Records excerpted from a collection:
· · ·
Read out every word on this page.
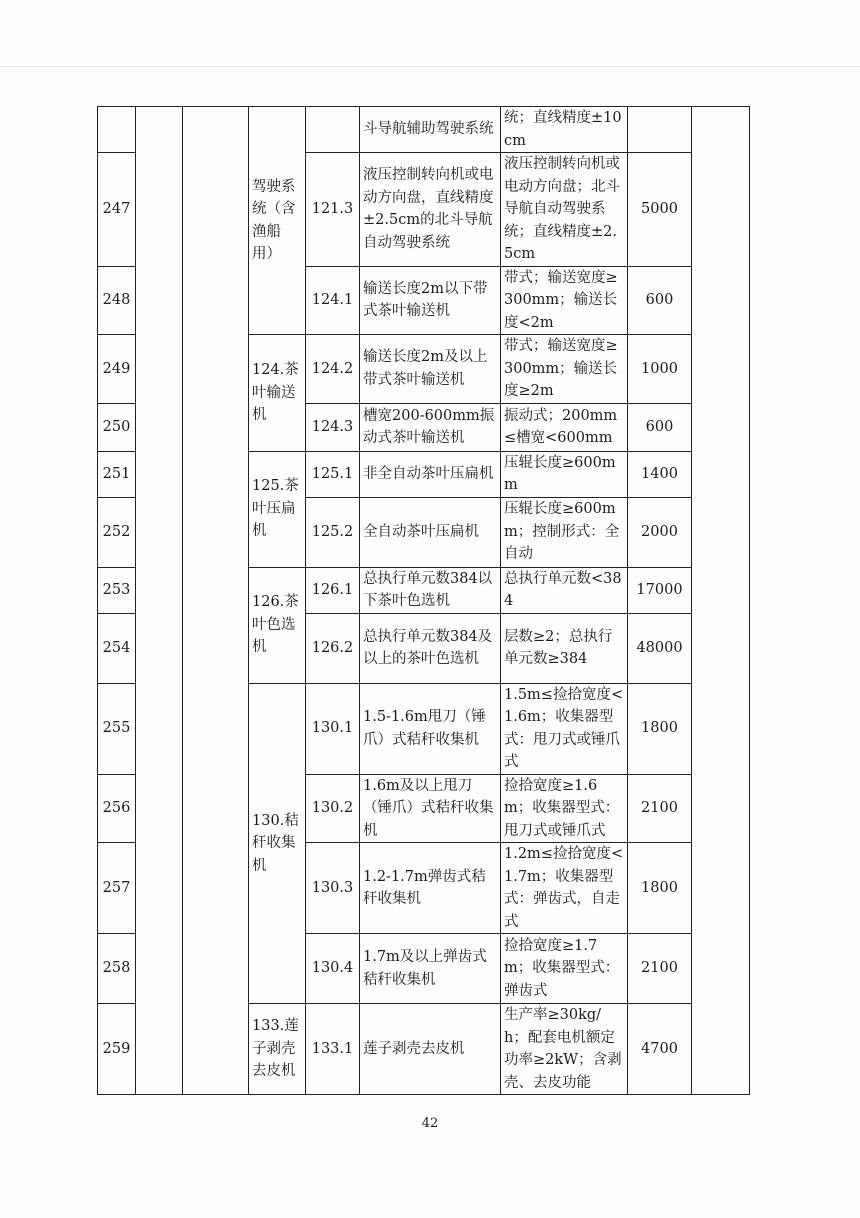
			驾驶系统（含渔船用）		斗导航辅助驾驶系统	统；直线精度±10cm		
247				121.3	液压控制转向机或电动方向盘，直线精度±2.5cm的北斗导航自动驾驶系统	液压控制转向机或电动方向盘；北斗导航自动驾驶系统；直线精度±2.5cm	5000	
248				124.1	输送长度2m以下带式茶叶输送机	带式；输送宽度≥300mm；输送长度<2m	600	
249			124.茶叶输送机	124.2	输送长度2m及以上带式茶叶输送机	带式；输送宽度≥300mm；输送长度≥2m	1000	
250				124.3	槽宽200-600mm振动式茶叶输送机	振动式；200mm≤槽宽<600mm	600	
251			125.茶叶压扁机	125.1	非全自动茶叶压扁机	压辊长度≥600mm	1400	
252				125.2	全自动茶叶压扁机	压辊长度≥600mm；控制形式：全自动	2000	
253			126.茶叶色选机	126.1	总执行单元数384以下茶叶色选机	总执行单元数<384	17000	
254				126.2	总执行单元数384及以上的茶叶色选机	层数≥2；总执行单元数≥384	48000	
255			130.秸秆收集机	130.1	1.5-1.6m甩刀（锤爪）式秸秆收集机	1.5m≤捡拾宽度<1.6m；收集器型式：甩刀式或锤爪式	1800	
256				130.2	1.6m及以上甩刀（锤爪）式秸秆收集机	捡拾宽度≥1.6m；收集器型式：甩刀式或锤爪式	2100	
257				130.3	1.2-1.7m弹齿式秸秆收集机	1.2m≤捡拾宽度<1.7m；收集器型式：弹齿式，自走式	1800	
258				130.4	1.7m及以上弹齿式秸秆收集机	捡拾宽度≥1.7m；收集器型式：弹齿式	2100	
259			133.莲子剥壳去皮机	133.1	莲子剥壳去皮机	生产率≥30kg/h；配套电机额定功率≥2kW；含剥壳、去皮功能	4700	
42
· · ·
Go through the lines above. Select every one that has the string "捡拾宽度".

* **Exercise output**
255			130.秸秆收集机	130.1	1.5-1.6m甩刀（锤爪）式秸秆收集机	1.5m≤捡拾宽度<1.6m；收集器型式：甩刀式或锤爪式	1800	
256				130.2	1.6m及以上甩刀（锤爪）式秸秆收集机	捡拾宽度≥1.6m；收集器型式：甩刀式或锤爪式	2100	
257				130.3	1.2-1.7m弹齿式秸秆收集机	1.2m≤捡拾宽度<1.7m；收集器型式：弹齿式，自走式	1800	
258				130.4	1.7m及以上弹齿式秸秆收集机	捡拾宽度≥1.7m；收集器型式：弹齿式	2100	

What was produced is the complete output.